→ **Exercise requirements**: Look through the data below. Pick out the lines holding the string "AIRWAYS".

→ **Extracted material**:

--------------------

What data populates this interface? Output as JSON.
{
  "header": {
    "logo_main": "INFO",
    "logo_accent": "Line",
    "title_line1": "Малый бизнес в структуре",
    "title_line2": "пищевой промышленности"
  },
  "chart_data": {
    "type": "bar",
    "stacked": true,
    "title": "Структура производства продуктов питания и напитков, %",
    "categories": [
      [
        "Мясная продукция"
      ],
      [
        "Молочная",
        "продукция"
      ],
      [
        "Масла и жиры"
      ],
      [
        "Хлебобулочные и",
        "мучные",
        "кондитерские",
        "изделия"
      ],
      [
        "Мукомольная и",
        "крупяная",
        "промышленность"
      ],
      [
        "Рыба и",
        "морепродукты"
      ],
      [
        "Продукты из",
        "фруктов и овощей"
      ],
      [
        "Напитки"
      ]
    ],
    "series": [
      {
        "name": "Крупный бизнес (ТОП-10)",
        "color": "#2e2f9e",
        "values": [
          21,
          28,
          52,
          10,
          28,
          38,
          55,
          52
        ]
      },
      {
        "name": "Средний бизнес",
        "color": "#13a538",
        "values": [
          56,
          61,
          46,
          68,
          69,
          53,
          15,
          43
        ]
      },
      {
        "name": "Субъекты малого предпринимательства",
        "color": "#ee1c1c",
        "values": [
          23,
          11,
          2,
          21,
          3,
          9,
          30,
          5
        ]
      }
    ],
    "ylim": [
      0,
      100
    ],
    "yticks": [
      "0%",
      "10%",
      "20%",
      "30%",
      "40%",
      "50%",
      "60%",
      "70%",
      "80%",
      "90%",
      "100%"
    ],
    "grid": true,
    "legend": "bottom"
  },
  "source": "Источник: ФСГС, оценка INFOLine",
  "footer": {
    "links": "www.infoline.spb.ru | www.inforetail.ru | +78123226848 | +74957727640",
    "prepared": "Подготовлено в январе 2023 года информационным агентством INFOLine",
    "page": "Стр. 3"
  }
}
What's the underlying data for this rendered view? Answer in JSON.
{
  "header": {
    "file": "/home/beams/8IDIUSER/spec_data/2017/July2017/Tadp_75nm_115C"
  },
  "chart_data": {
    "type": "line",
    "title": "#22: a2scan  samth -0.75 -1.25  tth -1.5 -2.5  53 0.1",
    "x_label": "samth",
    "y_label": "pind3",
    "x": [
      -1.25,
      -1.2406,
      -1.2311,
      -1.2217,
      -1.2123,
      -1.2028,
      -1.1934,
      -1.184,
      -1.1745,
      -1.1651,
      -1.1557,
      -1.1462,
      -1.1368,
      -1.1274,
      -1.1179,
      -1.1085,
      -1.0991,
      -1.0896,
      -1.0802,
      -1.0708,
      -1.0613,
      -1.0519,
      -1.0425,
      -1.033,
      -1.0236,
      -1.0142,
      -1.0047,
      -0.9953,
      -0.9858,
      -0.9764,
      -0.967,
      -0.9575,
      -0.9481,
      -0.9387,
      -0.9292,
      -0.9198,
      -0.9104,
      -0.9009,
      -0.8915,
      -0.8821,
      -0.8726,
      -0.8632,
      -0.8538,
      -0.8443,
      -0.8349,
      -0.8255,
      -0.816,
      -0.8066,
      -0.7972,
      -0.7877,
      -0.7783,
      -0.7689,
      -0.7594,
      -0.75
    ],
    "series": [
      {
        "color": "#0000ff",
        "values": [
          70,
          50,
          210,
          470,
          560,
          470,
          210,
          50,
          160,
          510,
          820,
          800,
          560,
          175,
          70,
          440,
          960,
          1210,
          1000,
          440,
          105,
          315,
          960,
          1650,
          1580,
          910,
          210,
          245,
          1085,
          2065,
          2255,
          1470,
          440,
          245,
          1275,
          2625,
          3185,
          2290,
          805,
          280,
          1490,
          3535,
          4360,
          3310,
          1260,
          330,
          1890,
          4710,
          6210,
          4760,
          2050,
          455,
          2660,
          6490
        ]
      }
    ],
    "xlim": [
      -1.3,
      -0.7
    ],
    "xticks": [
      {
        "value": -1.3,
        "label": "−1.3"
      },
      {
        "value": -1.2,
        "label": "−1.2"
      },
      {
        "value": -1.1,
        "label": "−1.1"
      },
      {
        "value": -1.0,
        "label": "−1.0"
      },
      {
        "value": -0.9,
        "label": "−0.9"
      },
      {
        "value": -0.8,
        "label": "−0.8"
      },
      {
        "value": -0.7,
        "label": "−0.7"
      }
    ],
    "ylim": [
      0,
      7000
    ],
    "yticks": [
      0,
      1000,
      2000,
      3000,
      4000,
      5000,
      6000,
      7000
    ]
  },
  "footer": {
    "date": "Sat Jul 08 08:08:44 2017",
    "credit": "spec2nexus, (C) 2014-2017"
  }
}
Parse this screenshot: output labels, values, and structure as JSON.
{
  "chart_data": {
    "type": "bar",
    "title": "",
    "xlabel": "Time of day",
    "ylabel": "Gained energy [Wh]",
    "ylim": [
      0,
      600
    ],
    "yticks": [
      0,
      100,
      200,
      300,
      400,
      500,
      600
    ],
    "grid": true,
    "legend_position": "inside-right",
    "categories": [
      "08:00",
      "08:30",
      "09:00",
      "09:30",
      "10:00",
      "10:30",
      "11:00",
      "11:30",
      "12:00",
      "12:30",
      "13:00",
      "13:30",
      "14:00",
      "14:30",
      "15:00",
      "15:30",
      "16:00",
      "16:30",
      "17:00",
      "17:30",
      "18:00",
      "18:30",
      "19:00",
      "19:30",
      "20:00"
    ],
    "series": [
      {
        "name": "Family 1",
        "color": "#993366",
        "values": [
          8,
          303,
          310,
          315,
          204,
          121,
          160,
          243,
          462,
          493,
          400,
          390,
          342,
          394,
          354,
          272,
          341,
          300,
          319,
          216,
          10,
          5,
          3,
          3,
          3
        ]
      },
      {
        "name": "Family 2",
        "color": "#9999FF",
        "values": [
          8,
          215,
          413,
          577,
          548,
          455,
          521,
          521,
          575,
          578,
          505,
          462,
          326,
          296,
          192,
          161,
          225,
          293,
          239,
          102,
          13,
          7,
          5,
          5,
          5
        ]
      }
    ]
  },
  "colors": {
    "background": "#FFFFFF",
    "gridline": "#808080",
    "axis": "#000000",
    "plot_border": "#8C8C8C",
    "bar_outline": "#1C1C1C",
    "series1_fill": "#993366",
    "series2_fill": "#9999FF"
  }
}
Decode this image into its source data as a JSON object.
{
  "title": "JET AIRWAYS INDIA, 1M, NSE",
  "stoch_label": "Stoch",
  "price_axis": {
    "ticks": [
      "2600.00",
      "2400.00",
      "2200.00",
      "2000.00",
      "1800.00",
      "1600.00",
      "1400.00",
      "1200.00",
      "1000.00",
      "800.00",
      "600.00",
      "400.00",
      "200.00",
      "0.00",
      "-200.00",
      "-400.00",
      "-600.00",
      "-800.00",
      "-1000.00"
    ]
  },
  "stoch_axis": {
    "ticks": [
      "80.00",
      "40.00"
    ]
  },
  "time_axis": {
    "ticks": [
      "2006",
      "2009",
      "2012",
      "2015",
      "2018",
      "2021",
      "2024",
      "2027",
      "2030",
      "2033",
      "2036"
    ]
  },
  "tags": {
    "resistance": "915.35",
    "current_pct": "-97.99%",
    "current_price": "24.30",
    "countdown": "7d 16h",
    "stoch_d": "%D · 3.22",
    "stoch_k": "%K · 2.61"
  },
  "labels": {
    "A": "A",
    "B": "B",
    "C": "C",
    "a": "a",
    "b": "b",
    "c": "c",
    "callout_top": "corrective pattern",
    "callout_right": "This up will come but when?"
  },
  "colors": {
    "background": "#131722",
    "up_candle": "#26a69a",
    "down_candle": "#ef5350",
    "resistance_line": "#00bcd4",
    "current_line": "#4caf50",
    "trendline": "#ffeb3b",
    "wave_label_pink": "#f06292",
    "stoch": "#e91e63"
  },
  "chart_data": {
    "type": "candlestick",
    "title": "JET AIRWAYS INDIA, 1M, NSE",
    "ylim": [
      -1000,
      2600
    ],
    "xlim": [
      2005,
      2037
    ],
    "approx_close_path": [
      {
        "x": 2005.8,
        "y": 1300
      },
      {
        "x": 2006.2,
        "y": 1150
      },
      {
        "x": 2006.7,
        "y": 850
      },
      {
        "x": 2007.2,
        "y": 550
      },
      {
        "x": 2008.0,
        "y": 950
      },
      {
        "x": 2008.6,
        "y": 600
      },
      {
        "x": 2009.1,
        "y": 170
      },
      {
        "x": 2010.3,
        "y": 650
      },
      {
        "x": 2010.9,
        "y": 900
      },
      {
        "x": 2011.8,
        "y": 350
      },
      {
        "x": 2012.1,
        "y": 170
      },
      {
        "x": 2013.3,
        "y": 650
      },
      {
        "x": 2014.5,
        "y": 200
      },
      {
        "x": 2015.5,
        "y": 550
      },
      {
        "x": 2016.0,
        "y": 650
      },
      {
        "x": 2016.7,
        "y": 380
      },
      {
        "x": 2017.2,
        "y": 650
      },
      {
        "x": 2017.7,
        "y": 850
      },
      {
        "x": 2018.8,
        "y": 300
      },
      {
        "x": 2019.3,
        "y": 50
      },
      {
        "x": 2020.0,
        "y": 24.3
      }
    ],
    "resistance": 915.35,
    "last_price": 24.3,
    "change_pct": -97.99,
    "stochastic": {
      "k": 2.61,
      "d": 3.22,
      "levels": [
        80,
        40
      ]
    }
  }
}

--------------------

→ **Answer below**:
  "title": "JET AIRWAYS INDIA, 1M, NSE",
    "title": "JET AIRWAYS INDIA, 1M, NSE",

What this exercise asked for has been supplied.